Direction:
Below are some records; retype all of them exactly.

★ ★ ★

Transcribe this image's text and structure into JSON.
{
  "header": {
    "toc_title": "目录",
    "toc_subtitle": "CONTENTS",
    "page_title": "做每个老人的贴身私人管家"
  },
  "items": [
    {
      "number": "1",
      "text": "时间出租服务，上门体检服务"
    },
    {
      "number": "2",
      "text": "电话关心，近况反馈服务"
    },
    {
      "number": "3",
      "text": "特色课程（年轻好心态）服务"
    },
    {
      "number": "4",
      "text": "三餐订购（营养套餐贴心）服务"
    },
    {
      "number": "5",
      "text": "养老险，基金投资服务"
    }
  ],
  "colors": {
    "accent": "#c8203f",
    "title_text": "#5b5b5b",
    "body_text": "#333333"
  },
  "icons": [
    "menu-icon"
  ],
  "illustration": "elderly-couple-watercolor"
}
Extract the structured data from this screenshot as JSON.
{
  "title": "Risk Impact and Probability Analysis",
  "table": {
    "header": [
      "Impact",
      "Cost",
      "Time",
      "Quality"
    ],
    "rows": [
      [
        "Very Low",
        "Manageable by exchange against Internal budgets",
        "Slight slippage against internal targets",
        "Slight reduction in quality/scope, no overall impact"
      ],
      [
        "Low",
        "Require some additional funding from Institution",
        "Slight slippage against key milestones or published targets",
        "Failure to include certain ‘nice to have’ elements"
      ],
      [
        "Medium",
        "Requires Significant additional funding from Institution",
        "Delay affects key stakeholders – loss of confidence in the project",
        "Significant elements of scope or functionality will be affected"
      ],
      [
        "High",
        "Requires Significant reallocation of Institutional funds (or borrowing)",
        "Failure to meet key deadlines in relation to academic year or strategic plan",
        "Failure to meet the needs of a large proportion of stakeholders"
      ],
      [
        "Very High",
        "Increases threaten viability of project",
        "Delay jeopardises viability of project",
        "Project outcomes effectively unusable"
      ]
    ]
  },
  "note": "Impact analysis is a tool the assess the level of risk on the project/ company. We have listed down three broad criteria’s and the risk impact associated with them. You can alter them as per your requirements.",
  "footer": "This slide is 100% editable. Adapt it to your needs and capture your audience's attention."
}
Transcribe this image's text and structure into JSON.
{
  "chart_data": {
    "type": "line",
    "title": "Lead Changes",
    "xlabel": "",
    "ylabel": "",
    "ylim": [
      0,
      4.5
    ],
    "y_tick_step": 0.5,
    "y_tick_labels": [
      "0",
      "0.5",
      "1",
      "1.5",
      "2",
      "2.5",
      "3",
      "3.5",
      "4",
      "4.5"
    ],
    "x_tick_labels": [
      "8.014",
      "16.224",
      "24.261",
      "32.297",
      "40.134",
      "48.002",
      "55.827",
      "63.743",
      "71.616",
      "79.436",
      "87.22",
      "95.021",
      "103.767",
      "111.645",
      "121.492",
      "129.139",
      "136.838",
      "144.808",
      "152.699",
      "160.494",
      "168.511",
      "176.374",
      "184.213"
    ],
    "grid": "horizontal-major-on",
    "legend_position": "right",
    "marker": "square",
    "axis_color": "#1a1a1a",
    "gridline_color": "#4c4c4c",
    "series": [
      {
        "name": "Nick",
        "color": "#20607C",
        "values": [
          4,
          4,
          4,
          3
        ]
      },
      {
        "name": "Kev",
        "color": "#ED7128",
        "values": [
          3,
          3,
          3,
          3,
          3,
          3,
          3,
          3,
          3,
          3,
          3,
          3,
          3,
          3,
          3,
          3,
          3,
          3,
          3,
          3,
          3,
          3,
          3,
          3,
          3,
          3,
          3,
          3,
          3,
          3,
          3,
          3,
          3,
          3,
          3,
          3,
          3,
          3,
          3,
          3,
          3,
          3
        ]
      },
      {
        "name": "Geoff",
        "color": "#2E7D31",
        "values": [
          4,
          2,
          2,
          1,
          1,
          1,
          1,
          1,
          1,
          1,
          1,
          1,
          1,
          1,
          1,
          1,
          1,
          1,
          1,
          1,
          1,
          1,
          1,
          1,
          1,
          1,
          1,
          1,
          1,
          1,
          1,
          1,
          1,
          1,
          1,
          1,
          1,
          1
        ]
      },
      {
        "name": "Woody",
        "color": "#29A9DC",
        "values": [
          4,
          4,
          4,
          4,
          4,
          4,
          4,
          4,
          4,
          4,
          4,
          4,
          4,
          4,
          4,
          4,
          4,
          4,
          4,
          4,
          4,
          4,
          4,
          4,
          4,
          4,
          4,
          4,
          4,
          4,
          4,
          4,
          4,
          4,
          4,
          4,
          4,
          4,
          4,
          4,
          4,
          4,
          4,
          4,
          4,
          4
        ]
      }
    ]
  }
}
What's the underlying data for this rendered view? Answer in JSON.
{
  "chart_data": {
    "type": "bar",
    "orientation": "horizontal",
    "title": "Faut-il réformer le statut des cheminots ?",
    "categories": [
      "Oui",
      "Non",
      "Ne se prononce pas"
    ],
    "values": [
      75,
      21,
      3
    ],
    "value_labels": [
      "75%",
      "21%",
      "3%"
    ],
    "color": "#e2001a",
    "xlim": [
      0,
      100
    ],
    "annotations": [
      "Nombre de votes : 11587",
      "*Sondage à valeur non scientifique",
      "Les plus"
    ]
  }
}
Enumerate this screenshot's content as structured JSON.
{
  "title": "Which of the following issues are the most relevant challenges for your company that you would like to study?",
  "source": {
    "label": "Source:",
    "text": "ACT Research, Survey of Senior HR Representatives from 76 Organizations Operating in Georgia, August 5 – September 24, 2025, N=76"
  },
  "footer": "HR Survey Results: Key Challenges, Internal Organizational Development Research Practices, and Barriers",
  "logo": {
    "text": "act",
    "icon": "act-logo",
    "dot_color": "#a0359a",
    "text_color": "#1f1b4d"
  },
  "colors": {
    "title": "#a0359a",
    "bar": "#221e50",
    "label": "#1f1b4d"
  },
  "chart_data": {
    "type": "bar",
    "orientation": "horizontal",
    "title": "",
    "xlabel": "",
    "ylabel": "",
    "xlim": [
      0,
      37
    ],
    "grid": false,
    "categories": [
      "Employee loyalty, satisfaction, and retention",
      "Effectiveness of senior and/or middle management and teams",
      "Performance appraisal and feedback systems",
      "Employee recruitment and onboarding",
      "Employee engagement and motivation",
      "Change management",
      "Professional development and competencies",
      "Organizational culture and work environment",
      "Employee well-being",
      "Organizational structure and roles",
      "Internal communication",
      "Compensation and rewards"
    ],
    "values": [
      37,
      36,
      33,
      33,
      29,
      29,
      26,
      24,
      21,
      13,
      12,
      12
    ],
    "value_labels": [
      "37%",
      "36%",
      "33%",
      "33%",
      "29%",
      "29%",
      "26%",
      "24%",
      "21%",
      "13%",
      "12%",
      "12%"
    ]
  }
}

★ ★ ★

Full answer:
Transcribe this image's text and structure into JSON.
{
  "header": {
    "toc_title": "目录",
    "toc_subtitle": "CONTENTS",
    "page_title": "做每个老人的贴身私人管家"
  },
  "items": [
    {
      "number": "1",
      "text": "时间出租服务，上门体检服务"
    },
    {
      "number": "2",
      "text": "电话关心，近况反馈服务"
    },
    {
      "number": "3",
      "text": "特色课程（年轻好心态）服务"
    },
    {
      "number": "4",
      "text": "三餐订购（营养套餐贴心）服务"
    },
    {
      "number": "5",
      "text": "养老险，基金投资服务"
    }
  ],
  "colors": {
    "accent": "#c8203f",
    "title_text": "#5b5b5b",
    "body_text": "#333333"
  },
  "icons": [
    "menu-icon"
  ],
  "illustration": "elderly-couple-watercolor"
}
Extract the structured data from this screenshot as JSON.
{
  "title": "Risk Impact and Probability Analysis",
  "table": {
    "header": [
      "Impact",
      "Cost",
      "Time",
      "Quality"
    ],
    "rows": [
      [
        "Very Low",
        "Manageable by exchange against Internal budgets",
        "Slight slippage against internal targets",
        "Slight reduction in quality/scope, no overall impact"
      ],
      [
        "Low",
        "Require some additional funding from Institution",
        "Slight slippage against key milestones or published targets",
        "Failure to include certain ‘nice to have’ elements"
      ],
      [
        "Medium",
        "Requires Significant additional funding from Institution",
        "Delay affects key stakeholders – loss of confidence in the project",
        "Significant elements of scope or functionality will be affected"
      ],
      [
        "High",
        "Requires Significant reallocation of Institutional funds (or borrowing)",
        "Failure to meet key deadlines in relation to academic year or strategic plan",
        "Failure to meet the needs of a large proportion of stakeholders"
      ],
      [
        "Very High",
        "Increases threaten viability of project",
        "Delay jeopardises viability of project",
        "Project outcomes effectively unusable"
      ]
    ]
  },
  "note": "Impact analysis is a tool the assess the level of risk on the project/ company. We have listed down three broad criteria’s and the risk impact associated with them. You can alter them as per your requirements.",
  "footer": "This slide is 100% editable. Adapt it to your needs and capture your audience's attention."
}
Transcribe this image's text and structure into JSON.
{
  "chart_data": {
    "type": "line",
    "title": "Lead Changes",
    "xlabel": "",
    "ylabel": "",
    "ylim": [
      0,
      4.5
    ],
    "y_tick_step": 0.5,
    "y_tick_labels": [
      "0",
      "0.5",
      "1",
      "1.5",
      "2",
      "2.5",
      "3",
      "3.5",
      "4",
      "4.5"
    ],
    "x_tick_labels": [
      "8.014",
      "16.224",
      "24.261",
      "32.297",
      "40.134",
      "48.002",
      "55.827",
      "63.743",
      "71.616",
      "79.436",
      "87.22",
      "95.021",
      "103.767",
      "111.645",
      "121.492",
      "129.139",
      "136.838",
      "144.808",
      "152.699",
      "160.494",
      "168.511",
      "176.374",
      "184.213"
    ],
    "grid": "horizontal-major-on",
    "legend_position": "right",
    "marker": "square",
    "axis_color": "#1a1a1a",
    "gridline_color": "#4c4c4c",
    "series": [
      {
        "name": "Nick",
        "color": "#20607C",
        "values": [
          4,
          4,
          4,
          3
        ]
      },
      {
        "name": "Kev",
        "color": "#ED7128",
        "values": [
          3,
          3,
          3,
          3,
          3,
          3,
          3,
          3,
          3,
          3,
          3,
          3,
          3,
          3,
          3,
          3,
          3,
          3,
          3,
          3,
          3,
          3,
          3,
          3,
          3,
          3,
          3,
          3,
          3,
          3,
          3,
          3,
          3,
          3,
          3,
          3,
          3,
          3,
          3,
          3,
          3,
          3
        ]
      },
      {
        "name": "Geoff",
        "color": "#2E7D31",
        "values": [
          4,
          2,
          2,
          1,
          1,
          1,
          1,
          1,
          1,
          1,
          1,
          1,
          1,
          1,
          1,
          1,
          1,
          1,
          1,
          1,
          1,
          1,
          1,
          1,
          1,
          1,
          1,
          1,
          1,
          1,
          1,
          1,
          1,
          1,
          1,
          1,
          1,
          1
        ]
      },
      {
        "name": "Woody",
        "color": "#29A9DC",
        "values": [
          4,
          4,
          4,
          4,
          4,
          4,
          4,
          4,
          4,
          4,
          4,
          4,
          4,
          4,
          4,
          4,
          4,
          4,
          4,
          4,
          4,
          4,
          4,
          4,
          4,
          4,
          4,
          4,
          4,
          4,
          4,
          4,
          4,
          4,
          4,
          4,
          4,
          4,
          4,
          4,
          4,
          4,
          4,
          4,
          4,
          4
        ]
      }
    ]
  }
}
What's the underlying data for this rendered view? Answer in JSON.
{
  "chart_data": {
    "type": "bar",
    "orientation": "horizontal",
    "title": "Faut-il réformer le statut des cheminots ?",
    "categories": [
      "Oui",
      "Non",
      "Ne se prononce pas"
    ],
    "values": [
      75,
      21,
      3
    ],
    "value_labels": [
      "75%",
      "21%",
      "3%"
    ],
    "color": "#e2001a",
    "xlim": [
      0,
      100
    ],
    "annotations": [
      "Nombre de votes : 11587",
      "*Sondage à valeur non scientifique",
      "Les plus"
    ]
  }
}
Enumerate this screenshot's content as structured JSON.
{
  "title": "Which of the following issues are the most relevant challenges for your company that you would like to study?",
  "source": {
    "label": "Source:",
    "text": "ACT Research, Survey of Senior HR Representatives from 76 Organizations Operating in Georgia, August 5 – September 24, 2025, N=76"
  },
  "footer": "HR Survey Results: Key Challenges, Internal Organizational Development Research Practices, and Barriers",
  "logo": {
    "text": "act",
    "icon": "act-logo",
    "dot_color": "#a0359a",
    "text_color": "#1f1b4d"
  },
  "colors": {
    "title": "#a0359a",
    "bar": "#221e50",
    "label": "#1f1b4d"
  },
  "chart_data": {
    "type": "bar",
    "orientation": "horizontal",
    "title": "",
    "xlabel": "",
    "ylabel": "",
    "xlim": [
      0,
      37
    ],
    "grid": false,
    "categories": [
      "Employee loyalty, satisfaction, and retention",
      "Effectiveness of senior and/or middle management and teams",
      "Performance appraisal and feedback systems",
      "Employee recruitment and onboarding",
      "Employee engagement and motivation",
      "Change management",
      "Professional development and competencies",
      "Organizational culture and work environment",
      "Employee well-being",
      "Organizational structure and roles",
      "Internal communication",
      "Compensation and rewards"
    ],
    "values": [
      37,
      36,
      33,
      33,
      29,
      29,
      26,
      24,
      21,
      13,
      12,
      12
    ],
    "value_labels": [
      "37%",
      "36%",
      "33%",
      "33%",
      "29%",
      "29%",
      "26%",
      "24%",
      "21%",
      "13%",
      "12%",
      "12%"
    ]
  }
}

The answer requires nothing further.